Extracted records -
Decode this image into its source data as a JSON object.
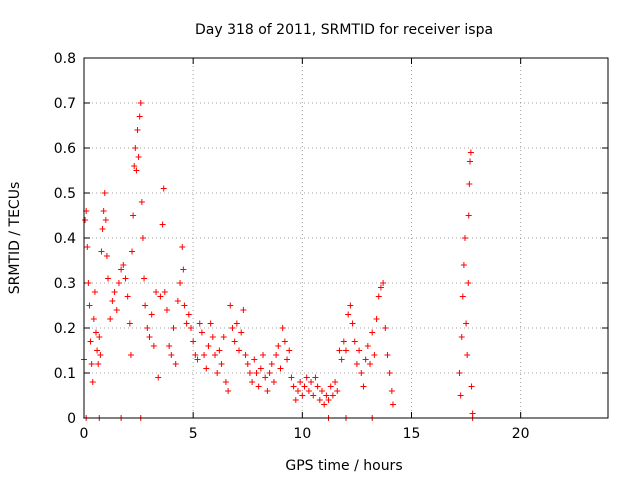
{
  "chart_data": {
    "type": "scatter",
    "title": "Day 318 of 2011, SRMTID for receiver ispa",
    "xlabel": "GPS time / hours",
    "ylabel": "SRMTID / TECUs",
    "xlim": [
      0,
      24
    ],
    "ylim": [
      0,
      0.8
    ],
    "xticks": [
      0,
      5,
      10,
      15,
      20
    ],
    "yticks": [
      0,
      0.1,
      0.2,
      0.3,
      0.4,
      0.5,
      0.6,
      0.7,
      0.8
    ],
    "xtick_labels": [
      "0",
      "5",
      "10",
      "15",
      "20"
    ],
    "ytick_labels": [
      "0",
      "0.1",
      "0.2",
      "0.3",
      "0.4",
      "0.5",
      "0.6",
      "0.7",
      "0.8"
    ],
    "grid": true,
    "marker": "+",
    "color": "#ff0000",
    "series": [
      {
        "name": "SRMTID",
        "points": [
          [
            0.0,
            0.13
          ],
          [
            0.05,
            0.44
          ],
          [
            0.1,
            0.46
          ],
          [
            0.15,
            0.38
          ],
          [
            0.2,
            0.3
          ],
          [
            0.25,
            0.25
          ],
          [
            0.3,
            0.17
          ],
          [
            0.35,
            0.12
          ],
          [
            0.4,
            0.08
          ],
          [
            0.45,
            0.22
          ],
          [
            0.5,
            0.28
          ],
          [
            0.55,
            0.19
          ],
          [
            0.6,
            0.15
          ],
          [
            0.65,
            0.12
          ],
          [
            0.7,
            0.18
          ],
          [
            0.75,
            0.14
          ],
          [
            0.8,
            0.37
          ],
          [
            0.85,
            0.42
          ],
          [
            0.9,
            0.46
          ],
          [
            0.95,
            0.5
          ],
          [
            1.0,
            0.44
          ],
          [
            1.05,
            0.36
          ],
          [
            1.1,
            0.31
          ],
          [
            1.2,
            0.22
          ],
          [
            1.3,
            0.26
          ],
          [
            1.4,
            0.28
          ],
          [
            1.5,
            0.24
          ],
          [
            1.6,
            0.3
          ],
          [
            1.7,
            0.33
          ],
          [
            1.8,
            0.34
          ],
          [
            1.9,
            0.31
          ],
          [
            2.0,
            0.27
          ],
          [
            2.1,
            0.21
          ],
          [
            2.15,
            0.14
          ],
          [
            2.2,
            0.37
          ],
          [
            2.25,
            0.45
          ],
          [
            2.3,
            0.56
          ],
          [
            2.35,
            0.6
          ],
          [
            2.4,
            0.55
          ],
          [
            2.45,
            0.64
          ],
          [
            2.5,
            0.58
          ],
          [
            2.55,
            0.67
          ],
          [
            2.6,
            0.7
          ],
          [
            2.65,
            0.48
          ],
          [
            2.7,
            0.4
          ],
          [
            2.75,
            0.31
          ],
          [
            2.8,
            0.25
          ],
          [
            2.9,
            0.2
          ],
          [
            3.0,
            0.18
          ],
          [
            3.1,
            0.23
          ],
          [
            3.2,
            0.16
          ],
          [
            3.3,
            0.28
          ],
          [
            3.4,
            0.09
          ],
          [
            3.5,
            0.27
          ],
          [
            3.6,
            0.43
          ],
          [
            3.65,
            0.51
          ],
          [
            3.7,
            0.28
          ],
          [
            3.8,
            0.24
          ],
          [
            3.9,
            0.16
          ],
          [
            4.0,
            0.14
          ],
          [
            4.1,
            0.2
          ],
          [
            4.2,
            0.12
          ],
          [
            4.3,
            0.26
          ],
          [
            4.4,
            0.3
          ],
          [
            4.5,
            0.38
          ],
          [
            4.55,
            0.33
          ],
          [
            4.6,
            0.25
          ],
          [
            4.7,
            0.21
          ],
          [
            4.8,
            0.23
          ],
          [
            4.9,
            0.2
          ],
          [
            5.0,
            0.17
          ],
          [
            5.1,
            0.14
          ],
          [
            5.2,
            0.13
          ],
          [
            5.3,
            0.21
          ],
          [
            5.4,
            0.19
          ],
          [
            5.5,
            0.14
          ],
          [
            5.6,
            0.11
          ],
          [
            5.7,
            0.16
          ],
          [
            5.8,
            0.21
          ],
          [
            5.9,
            0.18
          ],
          [
            6.0,
            0.14
          ],
          [
            6.1,
            0.1
          ],
          [
            6.2,
            0.15
          ],
          [
            6.3,
            0.12
          ],
          [
            6.4,
            0.18
          ],
          [
            6.5,
            0.08
          ],
          [
            6.6,
            0.06
          ],
          [
            6.7,
            0.25
          ],
          [
            6.8,
            0.2
          ],
          [
            6.9,
            0.17
          ],
          [
            7.0,
            0.21
          ],
          [
            7.1,
            0.15
          ],
          [
            7.2,
            0.19
          ],
          [
            7.3,
            0.24
          ],
          [
            7.4,
            0.14
          ],
          [
            7.5,
            0.12
          ],
          [
            7.6,
            0.1
          ],
          [
            7.7,
            0.08
          ],
          [
            7.8,
            0.13
          ],
          [
            7.9,
            0.1
          ],
          [
            8.0,
            0.07
          ],
          [
            8.1,
            0.11
          ],
          [
            8.2,
            0.14
          ],
          [
            8.3,
            0.09
          ],
          [
            8.4,
            0.06
          ],
          [
            8.5,
            0.1
          ],
          [
            8.6,
            0.12
          ],
          [
            8.7,
            0.08
          ],
          [
            8.8,
            0.14
          ],
          [
            8.9,
            0.16
          ],
          [
            9.0,
            0.11
          ],
          [
            9.1,
            0.2
          ],
          [
            9.2,
            0.17
          ],
          [
            9.3,
            0.13
          ],
          [
            9.4,
            0.15
          ],
          [
            9.5,
            0.09
          ],
          [
            9.6,
            0.07
          ],
          [
            9.7,
            0.04
          ],
          [
            9.8,
            0.06
          ],
          [
            9.9,
            0.08
          ],
          [
            10.0,
            0.05
          ],
          [
            10.1,
            0.07
          ],
          [
            10.2,
            0.09
          ],
          [
            10.3,
            0.06
          ],
          [
            10.4,
            0.08
          ],
          [
            10.5,
            0.05
          ],
          [
            10.6,
            0.09
          ],
          [
            10.7,
            0.07
          ],
          [
            10.8,
            0.04
          ],
          [
            10.9,
            0.06
          ],
          [
            11.0,
            0.03
          ],
          [
            11.1,
            0.05
          ],
          [
            11.2,
            0.04
          ],
          [
            11.3,
            0.07
          ],
          [
            11.4,
            0.05
          ],
          [
            11.5,
            0.08
          ],
          [
            11.6,
            0.06
          ],
          [
            11.7,
            0.15
          ],
          [
            11.8,
            0.13
          ],
          [
            11.9,
            0.17
          ],
          [
            12.0,
            0.15
          ],
          [
            12.1,
            0.23
          ],
          [
            12.2,
            0.25
          ],
          [
            12.3,
            0.21
          ],
          [
            12.4,
            0.17
          ],
          [
            12.5,
            0.12
          ],
          [
            12.6,
            0.15
          ],
          [
            12.7,
            0.1
          ],
          [
            12.8,
            0.07
          ],
          [
            12.9,
            0.13
          ],
          [
            13.0,
            0.16
          ],
          [
            13.1,
            0.12
          ],
          [
            13.2,
            0.19
          ],
          [
            13.3,
            0.14
          ],
          [
            13.4,
            0.22
          ],
          [
            13.5,
            0.27
          ],
          [
            13.6,
            0.29
          ],
          [
            13.7,
            0.3
          ],
          [
            13.8,
            0.2
          ],
          [
            13.9,
            0.14
          ],
          [
            14.0,
            0.1
          ],
          [
            14.1,
            0.06
          ],
          [
            14.15,
            0.03
          ],
          [
            17.2,
            0.1
          ],
          [
            17.25,
            0.05
          ],
          [
            17.3,
            0.18
          ],
          [
            17.35,
            0.27
          ],
          [
            17.4,
            0.34
          ],
          [
            17.45,
            0.4
          ],
          [
            17.5,
            0.21
          ],
          [
            17.55,
            0.14
          ],
          [
            17.6,
            0.3
          ],
          [
            17.62,
            0.45
          ],
          [
            17.65,
            0.52
          ],
          [
            17.68,
            0.57
          ],
          [
            17.72,
            0.59
          ],
          [
            17.75,
            0.07
          ],
          [
            17.8,
            0.01
          ],
          [
            0.1,
            0.0
          ],
          [
            0.7,
            0.0
          ],
          [
            1.7,
            0.0
          ],
          [
            2.6,
            0.0
          ],
          [
            11.2,
            0.0
          ],
          [
            12.0,
            0.0
          ],
          [
            13.2,
            0.0
          ],
          [
            17.8,
            0.0
          ]
        ]
      }
    ]
  }
}
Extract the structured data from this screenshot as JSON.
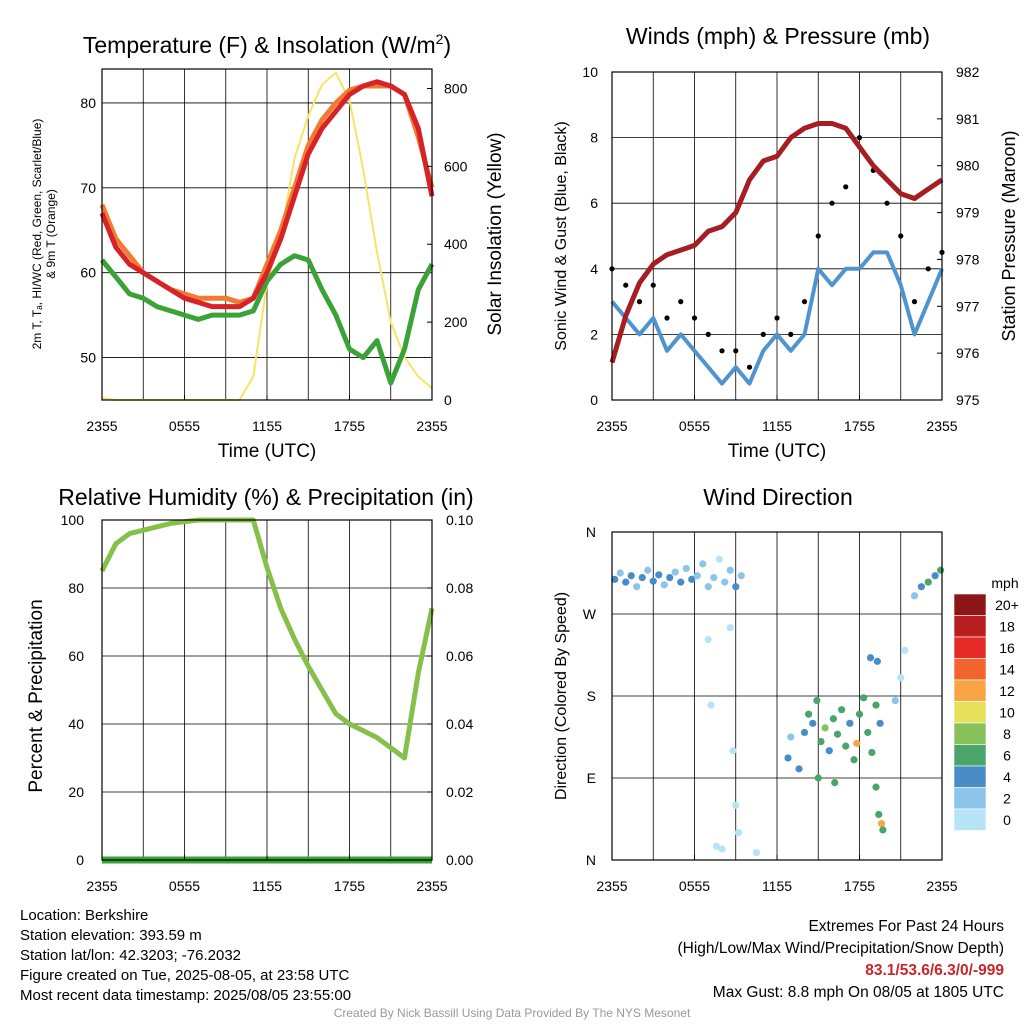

What you should do - Where a line holds "JSON", copy that line.

Solution -
Decode this image into its source data as a JSON object.
Extract the structured data from this screenshot as JSON.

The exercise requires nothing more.